Stated problem
Return all lines where the word "title" can be found.

Records shown
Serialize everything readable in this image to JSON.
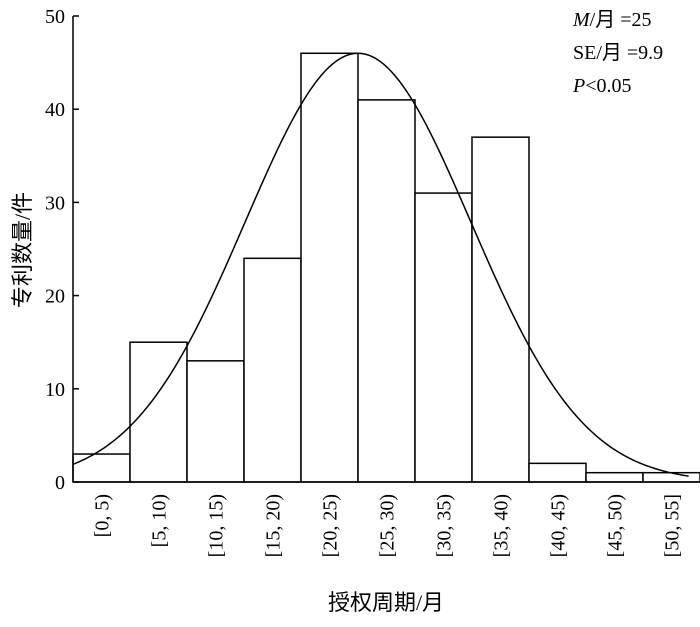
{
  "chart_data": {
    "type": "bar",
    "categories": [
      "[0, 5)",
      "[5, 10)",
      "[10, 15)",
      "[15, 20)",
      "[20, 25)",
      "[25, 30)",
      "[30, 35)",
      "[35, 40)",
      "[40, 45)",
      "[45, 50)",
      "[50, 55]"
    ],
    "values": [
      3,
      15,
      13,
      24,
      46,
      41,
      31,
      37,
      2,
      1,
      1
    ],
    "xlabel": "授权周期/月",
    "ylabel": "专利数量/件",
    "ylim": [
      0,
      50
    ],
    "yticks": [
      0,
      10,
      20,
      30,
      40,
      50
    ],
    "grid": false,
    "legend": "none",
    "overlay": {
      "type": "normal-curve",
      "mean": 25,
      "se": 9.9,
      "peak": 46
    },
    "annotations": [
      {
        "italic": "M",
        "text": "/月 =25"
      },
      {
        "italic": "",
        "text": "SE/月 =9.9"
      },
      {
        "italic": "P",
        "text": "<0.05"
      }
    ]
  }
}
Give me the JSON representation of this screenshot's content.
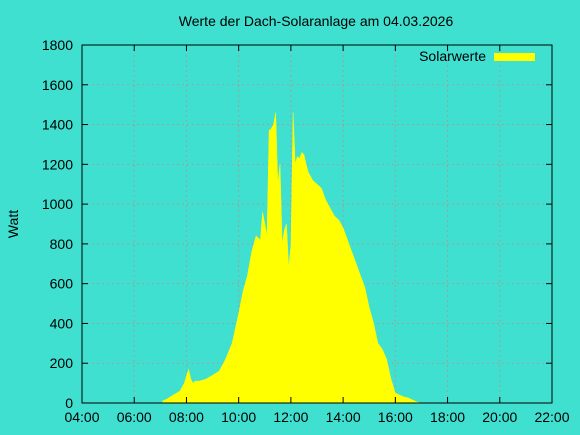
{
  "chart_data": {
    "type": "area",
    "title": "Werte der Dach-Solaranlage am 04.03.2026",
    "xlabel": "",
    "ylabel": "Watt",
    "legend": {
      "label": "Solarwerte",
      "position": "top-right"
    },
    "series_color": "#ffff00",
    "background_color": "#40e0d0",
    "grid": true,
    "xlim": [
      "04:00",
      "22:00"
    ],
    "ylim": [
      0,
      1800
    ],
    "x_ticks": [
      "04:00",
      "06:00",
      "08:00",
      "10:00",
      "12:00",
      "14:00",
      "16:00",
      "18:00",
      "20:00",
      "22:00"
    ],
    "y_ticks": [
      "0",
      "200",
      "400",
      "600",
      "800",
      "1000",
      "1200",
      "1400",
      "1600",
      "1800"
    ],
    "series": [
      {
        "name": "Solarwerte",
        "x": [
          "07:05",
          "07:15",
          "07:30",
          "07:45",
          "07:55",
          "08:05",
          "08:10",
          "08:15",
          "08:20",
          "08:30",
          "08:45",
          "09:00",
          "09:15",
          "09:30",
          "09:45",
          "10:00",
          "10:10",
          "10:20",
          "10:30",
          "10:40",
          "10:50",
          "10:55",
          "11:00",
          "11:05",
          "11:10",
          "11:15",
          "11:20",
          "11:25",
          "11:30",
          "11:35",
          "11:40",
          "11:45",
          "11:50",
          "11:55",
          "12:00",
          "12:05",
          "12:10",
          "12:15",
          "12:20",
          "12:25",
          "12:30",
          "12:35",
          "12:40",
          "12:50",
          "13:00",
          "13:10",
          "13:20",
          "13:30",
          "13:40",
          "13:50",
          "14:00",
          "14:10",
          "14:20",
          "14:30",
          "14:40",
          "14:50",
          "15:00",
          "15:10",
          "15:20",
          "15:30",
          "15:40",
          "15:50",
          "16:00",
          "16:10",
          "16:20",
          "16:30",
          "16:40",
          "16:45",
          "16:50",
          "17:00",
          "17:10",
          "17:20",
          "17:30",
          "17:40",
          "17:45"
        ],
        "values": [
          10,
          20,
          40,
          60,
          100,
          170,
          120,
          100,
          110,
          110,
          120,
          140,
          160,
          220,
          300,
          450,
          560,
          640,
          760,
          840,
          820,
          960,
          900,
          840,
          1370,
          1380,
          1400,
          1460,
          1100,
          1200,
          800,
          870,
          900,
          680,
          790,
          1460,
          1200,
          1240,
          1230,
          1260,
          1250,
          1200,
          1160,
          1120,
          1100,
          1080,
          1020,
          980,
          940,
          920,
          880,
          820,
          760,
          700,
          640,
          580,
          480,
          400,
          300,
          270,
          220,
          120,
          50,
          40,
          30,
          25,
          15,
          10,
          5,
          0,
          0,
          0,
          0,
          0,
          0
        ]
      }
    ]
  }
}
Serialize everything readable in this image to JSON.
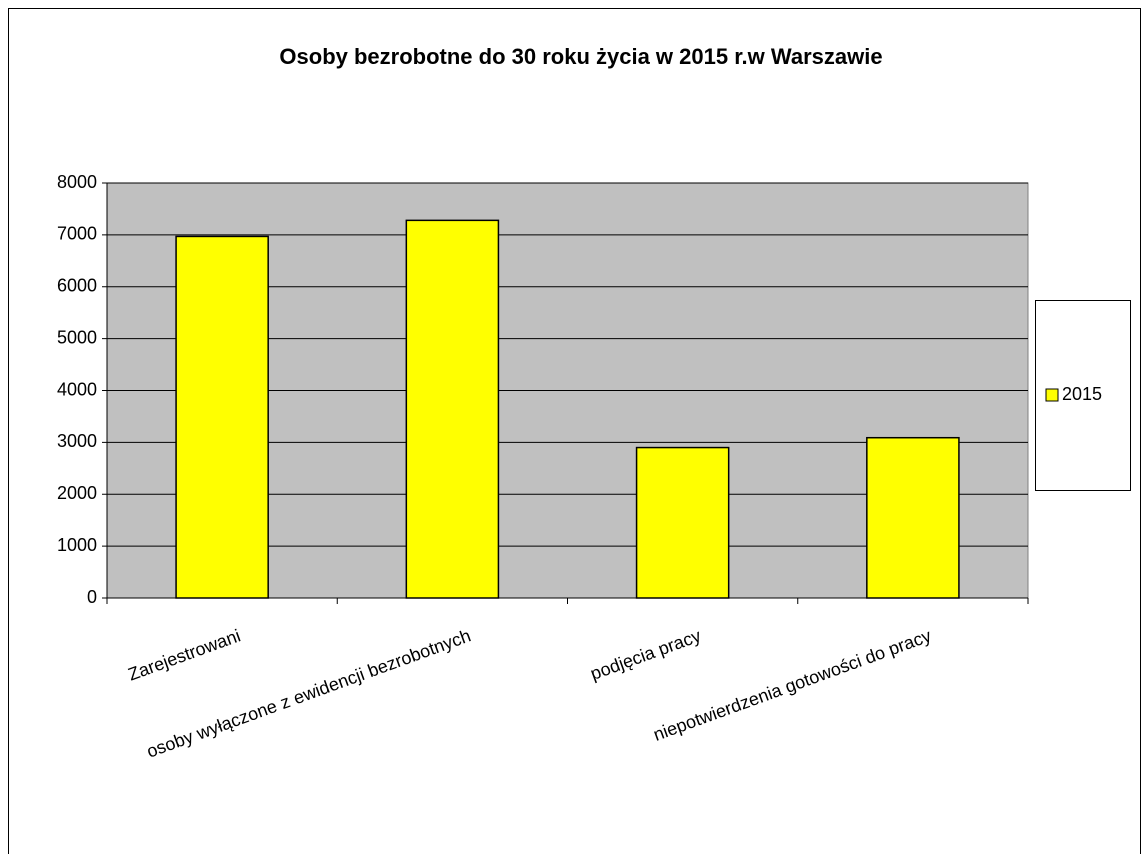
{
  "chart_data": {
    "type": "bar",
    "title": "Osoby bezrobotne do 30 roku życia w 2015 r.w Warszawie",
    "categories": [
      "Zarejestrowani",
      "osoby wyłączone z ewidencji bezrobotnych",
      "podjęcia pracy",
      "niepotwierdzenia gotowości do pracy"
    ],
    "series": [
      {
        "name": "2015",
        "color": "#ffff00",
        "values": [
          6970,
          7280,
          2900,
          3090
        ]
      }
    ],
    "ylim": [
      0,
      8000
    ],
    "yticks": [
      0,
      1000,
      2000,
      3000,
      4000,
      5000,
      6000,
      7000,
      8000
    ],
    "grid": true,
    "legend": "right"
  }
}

Task output
    "title": "Werte der Dach-Solaranlage am 04.03.2026",
    "title": "Osoby bezrobotne do 30 roku życia w 2015 r.w Warszawie",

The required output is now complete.